THE RECORDS »
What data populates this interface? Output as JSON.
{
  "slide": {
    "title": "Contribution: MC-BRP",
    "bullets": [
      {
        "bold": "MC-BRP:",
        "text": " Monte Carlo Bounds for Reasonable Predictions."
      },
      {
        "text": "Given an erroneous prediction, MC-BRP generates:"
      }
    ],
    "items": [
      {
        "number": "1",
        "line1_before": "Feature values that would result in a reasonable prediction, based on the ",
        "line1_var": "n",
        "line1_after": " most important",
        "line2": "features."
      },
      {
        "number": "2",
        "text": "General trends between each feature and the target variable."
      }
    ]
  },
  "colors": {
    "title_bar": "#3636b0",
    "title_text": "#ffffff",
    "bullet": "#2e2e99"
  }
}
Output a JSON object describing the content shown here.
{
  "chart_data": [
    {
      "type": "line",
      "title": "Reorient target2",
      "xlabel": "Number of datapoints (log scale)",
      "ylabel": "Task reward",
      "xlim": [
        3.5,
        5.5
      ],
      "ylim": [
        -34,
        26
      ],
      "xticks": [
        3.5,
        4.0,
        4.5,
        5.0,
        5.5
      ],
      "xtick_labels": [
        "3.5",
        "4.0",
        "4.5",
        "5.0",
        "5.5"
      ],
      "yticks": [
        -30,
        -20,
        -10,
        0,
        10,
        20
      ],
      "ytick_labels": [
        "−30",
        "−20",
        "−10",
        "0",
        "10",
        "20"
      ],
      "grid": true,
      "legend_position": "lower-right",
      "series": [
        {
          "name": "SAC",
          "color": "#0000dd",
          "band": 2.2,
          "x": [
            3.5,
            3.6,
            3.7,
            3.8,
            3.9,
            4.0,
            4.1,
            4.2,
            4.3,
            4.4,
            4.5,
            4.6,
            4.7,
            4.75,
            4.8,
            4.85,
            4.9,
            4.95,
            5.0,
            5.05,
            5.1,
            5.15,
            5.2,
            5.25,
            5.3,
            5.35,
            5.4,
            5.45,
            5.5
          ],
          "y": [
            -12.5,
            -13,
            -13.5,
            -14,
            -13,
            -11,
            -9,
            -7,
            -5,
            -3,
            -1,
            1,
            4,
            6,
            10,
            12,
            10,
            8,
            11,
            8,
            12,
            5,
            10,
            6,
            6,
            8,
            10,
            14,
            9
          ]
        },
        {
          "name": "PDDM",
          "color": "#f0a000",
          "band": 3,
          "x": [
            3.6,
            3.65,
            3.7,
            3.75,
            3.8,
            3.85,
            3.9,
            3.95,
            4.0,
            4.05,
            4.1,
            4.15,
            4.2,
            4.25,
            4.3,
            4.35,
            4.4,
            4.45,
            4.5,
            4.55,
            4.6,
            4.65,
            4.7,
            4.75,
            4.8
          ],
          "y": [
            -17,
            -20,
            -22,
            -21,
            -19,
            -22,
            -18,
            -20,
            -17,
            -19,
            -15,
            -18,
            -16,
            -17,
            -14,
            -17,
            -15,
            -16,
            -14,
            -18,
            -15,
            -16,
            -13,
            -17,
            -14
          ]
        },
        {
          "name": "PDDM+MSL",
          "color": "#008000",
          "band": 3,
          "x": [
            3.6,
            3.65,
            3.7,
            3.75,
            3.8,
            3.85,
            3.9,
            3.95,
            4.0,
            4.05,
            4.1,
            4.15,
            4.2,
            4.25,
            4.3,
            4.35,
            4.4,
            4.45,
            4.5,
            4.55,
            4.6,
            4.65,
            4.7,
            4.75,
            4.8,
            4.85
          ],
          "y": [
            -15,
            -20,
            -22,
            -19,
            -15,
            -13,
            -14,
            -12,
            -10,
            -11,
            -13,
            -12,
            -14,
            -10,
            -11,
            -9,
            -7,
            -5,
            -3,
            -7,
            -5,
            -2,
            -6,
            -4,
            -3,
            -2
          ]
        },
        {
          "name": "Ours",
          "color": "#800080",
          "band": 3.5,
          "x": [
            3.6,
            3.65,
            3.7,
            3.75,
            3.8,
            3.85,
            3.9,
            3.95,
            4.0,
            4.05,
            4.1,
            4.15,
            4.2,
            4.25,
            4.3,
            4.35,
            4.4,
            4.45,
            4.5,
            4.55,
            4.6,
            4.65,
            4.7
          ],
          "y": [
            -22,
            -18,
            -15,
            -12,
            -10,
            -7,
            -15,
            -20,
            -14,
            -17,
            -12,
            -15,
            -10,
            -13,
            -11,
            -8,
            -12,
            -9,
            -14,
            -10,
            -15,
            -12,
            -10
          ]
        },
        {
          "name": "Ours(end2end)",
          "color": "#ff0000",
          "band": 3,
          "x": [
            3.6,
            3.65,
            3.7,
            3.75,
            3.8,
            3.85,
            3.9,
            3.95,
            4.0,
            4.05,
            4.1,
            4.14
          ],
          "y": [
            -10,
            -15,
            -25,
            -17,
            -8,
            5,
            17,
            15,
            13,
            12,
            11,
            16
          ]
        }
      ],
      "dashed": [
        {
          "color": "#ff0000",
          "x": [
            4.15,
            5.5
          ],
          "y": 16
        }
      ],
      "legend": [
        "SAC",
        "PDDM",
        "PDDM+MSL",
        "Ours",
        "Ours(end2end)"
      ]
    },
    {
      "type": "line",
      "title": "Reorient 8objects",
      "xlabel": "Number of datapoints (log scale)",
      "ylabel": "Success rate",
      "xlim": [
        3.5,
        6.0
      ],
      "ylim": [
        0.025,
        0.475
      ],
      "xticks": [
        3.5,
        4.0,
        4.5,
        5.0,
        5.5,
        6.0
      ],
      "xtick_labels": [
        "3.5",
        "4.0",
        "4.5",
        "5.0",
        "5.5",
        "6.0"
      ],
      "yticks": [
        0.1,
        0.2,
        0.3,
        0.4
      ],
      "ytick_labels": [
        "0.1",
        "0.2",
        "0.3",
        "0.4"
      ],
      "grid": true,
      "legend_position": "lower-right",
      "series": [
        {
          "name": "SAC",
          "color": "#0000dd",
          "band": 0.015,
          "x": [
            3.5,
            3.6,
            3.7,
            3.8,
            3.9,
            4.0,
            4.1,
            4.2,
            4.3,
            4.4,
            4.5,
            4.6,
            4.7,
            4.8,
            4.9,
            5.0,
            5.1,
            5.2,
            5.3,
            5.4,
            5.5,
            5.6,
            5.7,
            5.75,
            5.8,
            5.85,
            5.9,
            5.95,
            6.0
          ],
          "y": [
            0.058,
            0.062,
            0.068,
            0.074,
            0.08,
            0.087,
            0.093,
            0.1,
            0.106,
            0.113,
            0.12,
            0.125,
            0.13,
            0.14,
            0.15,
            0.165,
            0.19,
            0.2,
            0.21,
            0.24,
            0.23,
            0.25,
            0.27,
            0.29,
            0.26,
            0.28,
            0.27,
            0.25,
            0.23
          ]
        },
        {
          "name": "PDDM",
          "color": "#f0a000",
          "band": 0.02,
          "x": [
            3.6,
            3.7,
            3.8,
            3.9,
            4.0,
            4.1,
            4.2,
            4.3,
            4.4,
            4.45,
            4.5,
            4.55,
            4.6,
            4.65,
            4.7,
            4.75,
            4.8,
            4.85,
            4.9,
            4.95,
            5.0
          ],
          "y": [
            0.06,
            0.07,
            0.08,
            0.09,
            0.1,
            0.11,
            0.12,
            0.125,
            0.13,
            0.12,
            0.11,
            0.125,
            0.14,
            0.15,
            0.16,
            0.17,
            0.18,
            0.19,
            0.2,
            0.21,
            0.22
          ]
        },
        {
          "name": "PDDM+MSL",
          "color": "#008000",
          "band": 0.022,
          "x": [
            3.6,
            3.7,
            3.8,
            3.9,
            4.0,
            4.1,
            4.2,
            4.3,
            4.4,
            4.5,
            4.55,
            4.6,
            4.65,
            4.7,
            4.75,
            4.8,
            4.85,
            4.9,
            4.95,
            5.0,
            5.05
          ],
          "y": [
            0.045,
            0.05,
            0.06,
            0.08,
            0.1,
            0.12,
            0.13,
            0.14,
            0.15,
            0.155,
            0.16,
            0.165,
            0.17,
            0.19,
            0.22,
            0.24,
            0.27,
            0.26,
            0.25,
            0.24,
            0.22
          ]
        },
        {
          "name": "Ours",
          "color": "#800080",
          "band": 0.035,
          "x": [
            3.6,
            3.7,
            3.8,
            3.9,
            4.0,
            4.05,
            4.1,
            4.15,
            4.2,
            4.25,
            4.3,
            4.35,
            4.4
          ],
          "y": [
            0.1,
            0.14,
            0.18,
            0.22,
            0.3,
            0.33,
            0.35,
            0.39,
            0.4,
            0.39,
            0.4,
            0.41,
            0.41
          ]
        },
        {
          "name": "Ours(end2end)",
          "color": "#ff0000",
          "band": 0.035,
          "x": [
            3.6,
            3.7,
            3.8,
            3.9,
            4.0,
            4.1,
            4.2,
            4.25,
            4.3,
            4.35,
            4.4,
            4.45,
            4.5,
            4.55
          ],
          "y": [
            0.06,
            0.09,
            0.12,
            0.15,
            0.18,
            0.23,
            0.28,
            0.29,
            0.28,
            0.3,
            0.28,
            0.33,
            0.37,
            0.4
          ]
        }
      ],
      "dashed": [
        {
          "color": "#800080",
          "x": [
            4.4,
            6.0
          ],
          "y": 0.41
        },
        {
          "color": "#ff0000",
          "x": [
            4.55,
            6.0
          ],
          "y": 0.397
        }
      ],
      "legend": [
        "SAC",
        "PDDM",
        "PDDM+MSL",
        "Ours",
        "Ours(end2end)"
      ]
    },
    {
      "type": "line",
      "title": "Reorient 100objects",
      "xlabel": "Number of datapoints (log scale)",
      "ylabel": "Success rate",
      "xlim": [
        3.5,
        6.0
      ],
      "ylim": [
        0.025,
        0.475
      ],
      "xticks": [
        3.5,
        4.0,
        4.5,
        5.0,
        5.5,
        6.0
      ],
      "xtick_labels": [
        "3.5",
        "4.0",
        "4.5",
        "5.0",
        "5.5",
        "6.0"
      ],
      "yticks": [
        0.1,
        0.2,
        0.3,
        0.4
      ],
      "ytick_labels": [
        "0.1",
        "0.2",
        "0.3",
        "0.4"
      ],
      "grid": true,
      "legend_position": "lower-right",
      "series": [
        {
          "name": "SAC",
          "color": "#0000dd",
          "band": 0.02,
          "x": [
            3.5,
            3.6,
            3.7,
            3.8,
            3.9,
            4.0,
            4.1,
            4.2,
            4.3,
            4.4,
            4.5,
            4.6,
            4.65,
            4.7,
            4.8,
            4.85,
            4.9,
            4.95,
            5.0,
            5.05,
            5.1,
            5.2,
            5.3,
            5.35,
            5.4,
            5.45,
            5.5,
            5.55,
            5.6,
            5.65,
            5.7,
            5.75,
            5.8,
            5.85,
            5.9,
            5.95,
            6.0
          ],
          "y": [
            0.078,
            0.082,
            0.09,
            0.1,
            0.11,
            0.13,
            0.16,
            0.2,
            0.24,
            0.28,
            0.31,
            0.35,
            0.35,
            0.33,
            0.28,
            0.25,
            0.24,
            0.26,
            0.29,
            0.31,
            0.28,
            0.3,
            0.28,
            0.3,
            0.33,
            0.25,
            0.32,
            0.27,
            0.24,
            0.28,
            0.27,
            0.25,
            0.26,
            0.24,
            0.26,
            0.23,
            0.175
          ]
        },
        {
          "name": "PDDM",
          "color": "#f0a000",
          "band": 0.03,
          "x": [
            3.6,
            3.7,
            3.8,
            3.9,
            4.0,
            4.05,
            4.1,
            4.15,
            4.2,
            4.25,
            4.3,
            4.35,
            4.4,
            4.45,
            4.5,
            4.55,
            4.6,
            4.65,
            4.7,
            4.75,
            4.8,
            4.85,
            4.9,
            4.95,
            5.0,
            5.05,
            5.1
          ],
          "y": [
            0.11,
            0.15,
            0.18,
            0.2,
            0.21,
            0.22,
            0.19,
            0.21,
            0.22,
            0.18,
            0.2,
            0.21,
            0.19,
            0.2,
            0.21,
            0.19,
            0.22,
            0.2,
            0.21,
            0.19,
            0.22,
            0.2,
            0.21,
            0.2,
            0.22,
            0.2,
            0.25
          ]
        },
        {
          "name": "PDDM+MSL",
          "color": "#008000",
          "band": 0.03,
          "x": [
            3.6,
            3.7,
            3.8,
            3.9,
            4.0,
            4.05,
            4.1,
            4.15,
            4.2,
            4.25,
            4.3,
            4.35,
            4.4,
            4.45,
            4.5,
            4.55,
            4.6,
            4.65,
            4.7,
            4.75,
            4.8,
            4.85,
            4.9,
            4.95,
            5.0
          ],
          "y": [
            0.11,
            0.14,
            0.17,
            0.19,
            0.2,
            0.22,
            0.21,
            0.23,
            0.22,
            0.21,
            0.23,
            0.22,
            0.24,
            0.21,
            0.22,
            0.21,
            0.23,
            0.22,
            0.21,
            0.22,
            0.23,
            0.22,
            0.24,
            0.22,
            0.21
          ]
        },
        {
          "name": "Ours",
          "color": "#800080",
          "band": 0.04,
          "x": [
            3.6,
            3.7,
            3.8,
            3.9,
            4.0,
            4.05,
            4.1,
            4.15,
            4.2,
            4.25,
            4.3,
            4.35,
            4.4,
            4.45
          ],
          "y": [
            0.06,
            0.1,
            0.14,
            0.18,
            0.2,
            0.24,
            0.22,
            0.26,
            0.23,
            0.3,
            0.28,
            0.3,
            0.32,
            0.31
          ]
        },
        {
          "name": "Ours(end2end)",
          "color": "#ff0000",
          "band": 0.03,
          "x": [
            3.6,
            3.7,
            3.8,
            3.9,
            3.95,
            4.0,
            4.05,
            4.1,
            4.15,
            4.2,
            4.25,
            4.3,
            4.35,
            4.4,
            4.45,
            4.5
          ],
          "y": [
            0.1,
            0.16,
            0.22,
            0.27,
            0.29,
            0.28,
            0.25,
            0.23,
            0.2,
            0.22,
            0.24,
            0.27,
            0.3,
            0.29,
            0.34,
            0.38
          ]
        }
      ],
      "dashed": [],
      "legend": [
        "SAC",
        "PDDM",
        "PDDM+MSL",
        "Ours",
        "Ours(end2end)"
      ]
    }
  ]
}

WRITTEN PROBLEM »
Say, as a single number and nothing more, how many lines of the entries contain the word "Reorient".

OUTPUT FOR THIS EXERCISE »
3